Draw out every line with the word "text" from the listing below.

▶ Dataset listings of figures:

◇ ◇ ◇

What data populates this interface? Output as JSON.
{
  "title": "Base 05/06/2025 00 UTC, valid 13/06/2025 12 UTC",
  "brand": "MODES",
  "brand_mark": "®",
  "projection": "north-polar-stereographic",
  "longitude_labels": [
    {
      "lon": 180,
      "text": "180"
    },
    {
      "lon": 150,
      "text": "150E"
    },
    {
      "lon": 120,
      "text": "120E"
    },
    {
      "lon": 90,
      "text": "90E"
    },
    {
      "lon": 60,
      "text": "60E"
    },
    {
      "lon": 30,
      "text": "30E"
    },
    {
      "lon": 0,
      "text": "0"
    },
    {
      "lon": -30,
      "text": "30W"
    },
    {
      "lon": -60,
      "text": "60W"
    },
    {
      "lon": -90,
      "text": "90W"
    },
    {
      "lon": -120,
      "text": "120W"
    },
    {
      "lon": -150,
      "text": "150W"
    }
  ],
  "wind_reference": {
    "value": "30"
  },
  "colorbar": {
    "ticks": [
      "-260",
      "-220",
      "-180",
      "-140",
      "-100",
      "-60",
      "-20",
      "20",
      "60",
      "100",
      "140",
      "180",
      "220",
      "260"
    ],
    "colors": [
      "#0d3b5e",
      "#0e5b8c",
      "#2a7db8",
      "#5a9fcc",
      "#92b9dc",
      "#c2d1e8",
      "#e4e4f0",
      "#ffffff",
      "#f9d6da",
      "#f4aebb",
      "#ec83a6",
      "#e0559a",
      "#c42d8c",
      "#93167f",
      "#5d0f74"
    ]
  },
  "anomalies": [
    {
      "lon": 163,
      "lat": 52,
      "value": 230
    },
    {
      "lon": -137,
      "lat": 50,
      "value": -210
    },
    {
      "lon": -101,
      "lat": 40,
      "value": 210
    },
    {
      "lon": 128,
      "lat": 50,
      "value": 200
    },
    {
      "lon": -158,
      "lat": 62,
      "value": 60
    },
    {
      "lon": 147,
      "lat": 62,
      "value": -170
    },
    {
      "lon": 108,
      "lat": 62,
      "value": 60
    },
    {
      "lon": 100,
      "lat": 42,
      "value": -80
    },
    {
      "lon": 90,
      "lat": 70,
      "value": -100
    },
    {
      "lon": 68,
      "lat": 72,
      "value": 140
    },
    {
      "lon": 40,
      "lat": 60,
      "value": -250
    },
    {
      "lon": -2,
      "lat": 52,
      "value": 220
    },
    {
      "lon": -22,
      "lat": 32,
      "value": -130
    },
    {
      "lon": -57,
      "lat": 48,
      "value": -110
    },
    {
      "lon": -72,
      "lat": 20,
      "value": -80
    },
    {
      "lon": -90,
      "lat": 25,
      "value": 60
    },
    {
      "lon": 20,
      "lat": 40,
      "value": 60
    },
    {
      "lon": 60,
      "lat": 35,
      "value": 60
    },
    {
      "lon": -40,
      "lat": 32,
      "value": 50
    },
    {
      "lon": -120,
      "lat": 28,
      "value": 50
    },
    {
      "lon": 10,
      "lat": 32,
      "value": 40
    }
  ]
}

◇ ◇ ◇

▶ EXERCISE RESPONSE:
      "text": "180"
      "text": "150E"
      "text": "120E"
      "text": "90E"
      "text": "60E"
      "text": "30E"
      "text": "0"
      "text": "30W"
      "text": "60W"
      "text": "90W"
      "text": "120W"
      "text": "150W"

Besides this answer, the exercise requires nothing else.